• _Do this_: Each record is to be transcribed exactly.

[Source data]
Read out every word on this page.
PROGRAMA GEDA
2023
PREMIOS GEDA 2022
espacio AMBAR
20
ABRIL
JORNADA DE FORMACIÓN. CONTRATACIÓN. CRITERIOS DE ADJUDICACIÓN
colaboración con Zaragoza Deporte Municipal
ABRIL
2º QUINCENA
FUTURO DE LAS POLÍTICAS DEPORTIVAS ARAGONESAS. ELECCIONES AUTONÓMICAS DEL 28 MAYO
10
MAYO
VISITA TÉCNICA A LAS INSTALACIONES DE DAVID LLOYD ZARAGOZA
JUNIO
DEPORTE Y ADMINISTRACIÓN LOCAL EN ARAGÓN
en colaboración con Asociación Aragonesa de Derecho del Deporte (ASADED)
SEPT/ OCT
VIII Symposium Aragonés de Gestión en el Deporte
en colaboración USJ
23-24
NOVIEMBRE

• _Exercise answer_:
Read out every word on this page.
PROGRAMA GEDA
2023
PREMIOS GEDA 2022
espacio AMBAR
20
ABRIL
JORNADA DE FORMACIÓN. CONTRATACIÓN. CRITERIOS DE ADJUDICACIÓN
colaboración con Zaragoza Deporte Municipal
ABRIL
2º QUINCENA
FUTURO DE LAS POLÍTICAS DEPORTIVAS ARAGONESAS. ELECCIONES AUTONÓMICAS DEL 28 MAYO
10
MAYO
VISITA TÉCNICA A LAS INSTALACIONES DE DAVID LLOYD ZARAGOZA
JUNIO
DEPORTE Y ADMINISTRACIÓN LOCAL EN ARAGÓN
en colaboración con Asociación Aragonesa de Derecho del Deporte (ASADED)
SEPT/ OCT
VIII Symposium Aragonés de Gestión en el Deporte
en colaboración USJ
23-24
NOVIEMBRE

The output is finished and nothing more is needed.